__AIM OF THE EXERCISE__: Extract every line of the material that holds the string "name".

__INPUT FOR THIS TASK__:
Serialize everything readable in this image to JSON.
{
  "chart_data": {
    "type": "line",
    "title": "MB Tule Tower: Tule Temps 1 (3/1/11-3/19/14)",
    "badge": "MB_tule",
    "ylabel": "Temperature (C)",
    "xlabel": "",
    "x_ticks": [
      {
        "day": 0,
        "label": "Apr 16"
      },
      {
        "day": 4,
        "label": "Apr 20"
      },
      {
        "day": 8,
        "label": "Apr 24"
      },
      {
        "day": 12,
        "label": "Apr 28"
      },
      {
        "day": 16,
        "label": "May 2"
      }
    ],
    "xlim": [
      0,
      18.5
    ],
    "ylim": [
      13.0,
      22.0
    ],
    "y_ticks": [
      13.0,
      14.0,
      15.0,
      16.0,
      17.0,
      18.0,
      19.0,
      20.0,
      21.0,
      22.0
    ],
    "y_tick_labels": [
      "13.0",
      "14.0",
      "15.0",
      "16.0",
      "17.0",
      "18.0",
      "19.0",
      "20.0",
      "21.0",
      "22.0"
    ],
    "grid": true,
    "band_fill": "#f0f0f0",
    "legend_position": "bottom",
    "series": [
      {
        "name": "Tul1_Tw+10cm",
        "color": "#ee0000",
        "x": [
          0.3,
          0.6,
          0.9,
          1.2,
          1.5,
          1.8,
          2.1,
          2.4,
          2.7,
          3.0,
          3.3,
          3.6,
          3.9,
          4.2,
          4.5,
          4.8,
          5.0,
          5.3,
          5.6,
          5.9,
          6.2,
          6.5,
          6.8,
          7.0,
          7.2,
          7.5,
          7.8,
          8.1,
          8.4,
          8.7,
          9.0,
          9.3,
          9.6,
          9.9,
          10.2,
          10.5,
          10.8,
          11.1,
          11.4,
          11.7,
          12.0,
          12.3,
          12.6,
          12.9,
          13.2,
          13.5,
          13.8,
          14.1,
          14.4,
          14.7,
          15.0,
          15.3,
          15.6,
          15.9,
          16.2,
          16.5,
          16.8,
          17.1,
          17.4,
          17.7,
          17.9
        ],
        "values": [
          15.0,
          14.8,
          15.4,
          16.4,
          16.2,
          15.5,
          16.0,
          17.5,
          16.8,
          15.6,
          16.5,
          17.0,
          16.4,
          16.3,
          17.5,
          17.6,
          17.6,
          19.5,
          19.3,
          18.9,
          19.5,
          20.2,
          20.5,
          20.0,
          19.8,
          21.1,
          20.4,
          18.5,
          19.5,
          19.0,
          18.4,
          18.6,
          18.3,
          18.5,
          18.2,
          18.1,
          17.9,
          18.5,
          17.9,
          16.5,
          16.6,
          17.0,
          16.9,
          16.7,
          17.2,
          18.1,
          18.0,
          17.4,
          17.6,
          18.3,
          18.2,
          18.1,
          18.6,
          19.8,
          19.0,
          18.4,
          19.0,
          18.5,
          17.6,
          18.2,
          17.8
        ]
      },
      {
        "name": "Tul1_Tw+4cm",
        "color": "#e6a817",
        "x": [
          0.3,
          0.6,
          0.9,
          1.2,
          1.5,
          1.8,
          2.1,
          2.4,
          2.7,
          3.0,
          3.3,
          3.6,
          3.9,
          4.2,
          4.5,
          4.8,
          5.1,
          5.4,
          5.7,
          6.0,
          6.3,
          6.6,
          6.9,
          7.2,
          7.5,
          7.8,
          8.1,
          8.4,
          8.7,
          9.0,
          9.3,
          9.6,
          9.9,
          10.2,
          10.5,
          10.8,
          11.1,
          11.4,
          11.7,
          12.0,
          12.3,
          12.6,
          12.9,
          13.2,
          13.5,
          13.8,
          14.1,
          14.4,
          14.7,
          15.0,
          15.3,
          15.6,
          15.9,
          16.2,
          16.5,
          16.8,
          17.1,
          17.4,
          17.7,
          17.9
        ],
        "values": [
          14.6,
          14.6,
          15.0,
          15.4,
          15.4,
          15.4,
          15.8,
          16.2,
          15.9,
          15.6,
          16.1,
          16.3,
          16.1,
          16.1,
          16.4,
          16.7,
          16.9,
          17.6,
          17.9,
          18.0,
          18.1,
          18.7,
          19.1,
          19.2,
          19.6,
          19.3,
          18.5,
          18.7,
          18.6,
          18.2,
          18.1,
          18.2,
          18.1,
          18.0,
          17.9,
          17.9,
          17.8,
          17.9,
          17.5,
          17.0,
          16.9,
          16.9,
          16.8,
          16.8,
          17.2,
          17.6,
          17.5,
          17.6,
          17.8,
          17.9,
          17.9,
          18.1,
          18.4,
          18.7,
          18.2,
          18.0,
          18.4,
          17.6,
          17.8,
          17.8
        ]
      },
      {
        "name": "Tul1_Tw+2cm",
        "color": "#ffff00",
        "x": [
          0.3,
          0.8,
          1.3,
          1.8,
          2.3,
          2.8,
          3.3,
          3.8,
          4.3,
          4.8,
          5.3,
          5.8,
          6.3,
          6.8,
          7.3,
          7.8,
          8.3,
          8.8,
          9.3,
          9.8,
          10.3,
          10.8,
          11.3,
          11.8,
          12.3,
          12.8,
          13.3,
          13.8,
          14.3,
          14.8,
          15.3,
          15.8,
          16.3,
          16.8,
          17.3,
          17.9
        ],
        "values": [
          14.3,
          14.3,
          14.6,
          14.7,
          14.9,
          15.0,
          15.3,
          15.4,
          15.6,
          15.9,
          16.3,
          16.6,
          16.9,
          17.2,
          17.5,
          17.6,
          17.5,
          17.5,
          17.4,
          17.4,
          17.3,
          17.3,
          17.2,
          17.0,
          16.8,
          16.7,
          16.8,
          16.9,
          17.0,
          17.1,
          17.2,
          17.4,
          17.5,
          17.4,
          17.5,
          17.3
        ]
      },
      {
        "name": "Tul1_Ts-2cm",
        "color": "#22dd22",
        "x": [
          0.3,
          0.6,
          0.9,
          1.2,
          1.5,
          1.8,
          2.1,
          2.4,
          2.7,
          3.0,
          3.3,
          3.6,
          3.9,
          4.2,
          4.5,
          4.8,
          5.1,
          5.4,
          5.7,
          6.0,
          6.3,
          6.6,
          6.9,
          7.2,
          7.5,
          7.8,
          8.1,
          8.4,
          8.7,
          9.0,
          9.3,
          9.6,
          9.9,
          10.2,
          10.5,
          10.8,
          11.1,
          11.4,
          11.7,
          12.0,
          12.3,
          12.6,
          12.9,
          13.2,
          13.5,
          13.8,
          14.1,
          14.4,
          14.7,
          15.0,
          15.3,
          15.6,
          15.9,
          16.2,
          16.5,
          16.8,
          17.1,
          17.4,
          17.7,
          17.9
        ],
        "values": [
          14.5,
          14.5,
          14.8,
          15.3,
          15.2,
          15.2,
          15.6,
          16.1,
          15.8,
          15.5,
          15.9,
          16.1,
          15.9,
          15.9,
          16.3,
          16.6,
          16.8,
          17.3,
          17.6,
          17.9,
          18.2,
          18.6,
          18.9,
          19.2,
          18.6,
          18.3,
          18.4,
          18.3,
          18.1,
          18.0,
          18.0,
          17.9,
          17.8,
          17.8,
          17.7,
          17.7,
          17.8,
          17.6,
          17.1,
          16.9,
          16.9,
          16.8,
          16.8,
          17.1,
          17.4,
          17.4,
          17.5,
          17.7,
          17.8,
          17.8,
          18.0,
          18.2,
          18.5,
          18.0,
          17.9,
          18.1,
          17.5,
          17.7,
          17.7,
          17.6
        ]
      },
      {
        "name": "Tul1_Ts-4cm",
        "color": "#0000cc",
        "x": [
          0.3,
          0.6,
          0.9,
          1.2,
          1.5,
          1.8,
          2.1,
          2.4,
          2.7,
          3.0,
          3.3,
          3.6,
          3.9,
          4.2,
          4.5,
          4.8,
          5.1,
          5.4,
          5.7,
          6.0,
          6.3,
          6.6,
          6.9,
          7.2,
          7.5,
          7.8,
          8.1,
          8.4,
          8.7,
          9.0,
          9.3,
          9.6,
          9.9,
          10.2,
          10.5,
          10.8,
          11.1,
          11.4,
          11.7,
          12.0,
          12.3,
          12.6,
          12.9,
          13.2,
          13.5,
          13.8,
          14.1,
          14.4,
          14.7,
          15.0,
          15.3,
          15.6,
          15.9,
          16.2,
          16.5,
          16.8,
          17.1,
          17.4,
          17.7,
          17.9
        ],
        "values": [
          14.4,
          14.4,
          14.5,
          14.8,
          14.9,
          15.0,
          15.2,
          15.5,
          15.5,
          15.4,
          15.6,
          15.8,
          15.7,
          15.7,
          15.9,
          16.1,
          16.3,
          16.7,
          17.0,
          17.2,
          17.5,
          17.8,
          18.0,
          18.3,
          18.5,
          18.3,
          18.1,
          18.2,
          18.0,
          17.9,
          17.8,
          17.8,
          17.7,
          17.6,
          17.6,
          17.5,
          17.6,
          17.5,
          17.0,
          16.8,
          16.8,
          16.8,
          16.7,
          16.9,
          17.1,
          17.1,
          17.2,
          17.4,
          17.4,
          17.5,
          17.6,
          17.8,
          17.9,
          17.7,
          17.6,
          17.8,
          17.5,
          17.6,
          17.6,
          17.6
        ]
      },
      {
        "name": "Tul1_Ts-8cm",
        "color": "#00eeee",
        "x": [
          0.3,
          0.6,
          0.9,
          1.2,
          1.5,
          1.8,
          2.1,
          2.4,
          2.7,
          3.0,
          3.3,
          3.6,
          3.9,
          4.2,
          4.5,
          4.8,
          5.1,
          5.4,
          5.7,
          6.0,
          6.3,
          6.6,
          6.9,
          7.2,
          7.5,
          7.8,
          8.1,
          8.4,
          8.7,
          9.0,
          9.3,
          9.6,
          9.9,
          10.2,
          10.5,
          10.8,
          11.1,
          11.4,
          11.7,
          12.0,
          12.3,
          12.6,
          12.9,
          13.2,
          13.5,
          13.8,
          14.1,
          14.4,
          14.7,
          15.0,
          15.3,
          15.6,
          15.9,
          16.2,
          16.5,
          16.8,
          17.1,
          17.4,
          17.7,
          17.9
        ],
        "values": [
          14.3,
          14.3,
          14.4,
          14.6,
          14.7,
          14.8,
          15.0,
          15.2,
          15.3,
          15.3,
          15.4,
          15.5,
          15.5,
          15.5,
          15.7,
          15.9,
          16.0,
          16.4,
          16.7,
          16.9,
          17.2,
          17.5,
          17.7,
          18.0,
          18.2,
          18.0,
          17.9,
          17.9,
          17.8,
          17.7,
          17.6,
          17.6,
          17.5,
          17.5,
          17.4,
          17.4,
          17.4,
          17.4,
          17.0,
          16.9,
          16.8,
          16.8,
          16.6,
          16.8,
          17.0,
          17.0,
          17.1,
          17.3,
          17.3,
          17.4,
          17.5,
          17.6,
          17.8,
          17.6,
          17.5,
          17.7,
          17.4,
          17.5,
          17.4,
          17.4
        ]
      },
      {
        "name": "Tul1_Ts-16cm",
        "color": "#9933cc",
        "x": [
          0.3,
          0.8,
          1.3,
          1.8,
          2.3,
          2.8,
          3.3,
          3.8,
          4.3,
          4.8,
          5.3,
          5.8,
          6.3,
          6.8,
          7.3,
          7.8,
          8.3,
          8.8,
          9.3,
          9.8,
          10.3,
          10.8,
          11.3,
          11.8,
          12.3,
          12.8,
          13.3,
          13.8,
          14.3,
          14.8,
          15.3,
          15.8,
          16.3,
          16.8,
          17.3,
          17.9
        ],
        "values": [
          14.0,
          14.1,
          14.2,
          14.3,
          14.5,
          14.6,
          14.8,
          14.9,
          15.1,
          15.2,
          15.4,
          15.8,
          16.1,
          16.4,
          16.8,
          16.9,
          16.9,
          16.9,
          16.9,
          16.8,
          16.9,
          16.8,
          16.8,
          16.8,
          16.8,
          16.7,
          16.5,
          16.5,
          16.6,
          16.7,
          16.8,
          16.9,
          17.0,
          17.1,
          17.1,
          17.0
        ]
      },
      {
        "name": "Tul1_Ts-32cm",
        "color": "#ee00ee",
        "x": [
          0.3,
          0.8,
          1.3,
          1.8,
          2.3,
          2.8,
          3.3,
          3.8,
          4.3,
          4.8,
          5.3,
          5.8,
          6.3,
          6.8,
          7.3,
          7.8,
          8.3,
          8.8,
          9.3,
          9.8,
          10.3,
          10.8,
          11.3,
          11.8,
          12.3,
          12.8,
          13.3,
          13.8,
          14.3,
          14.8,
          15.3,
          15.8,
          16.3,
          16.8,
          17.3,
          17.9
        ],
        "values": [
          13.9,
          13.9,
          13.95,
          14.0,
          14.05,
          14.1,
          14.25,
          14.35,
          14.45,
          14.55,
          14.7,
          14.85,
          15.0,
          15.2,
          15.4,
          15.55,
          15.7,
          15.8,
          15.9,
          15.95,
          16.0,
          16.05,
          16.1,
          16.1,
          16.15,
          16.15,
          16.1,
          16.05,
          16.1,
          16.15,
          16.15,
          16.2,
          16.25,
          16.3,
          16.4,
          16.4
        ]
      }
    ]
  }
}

__EXERCISE RESULT__:
        "name": "Tul1_Tw+10cm",
        "name": "Tul1_Tw+4cm",
        "name": "Tul1_Tw+2cm",
        "name": "Tul1_Ts-2cm",
        "name": "Tul1_Ts-4cm",
        "name": "Tul1_Ts-8cm",
        "name": "Tul1_Ts-16cm",
        "name": "Tul1_Ts-32cm",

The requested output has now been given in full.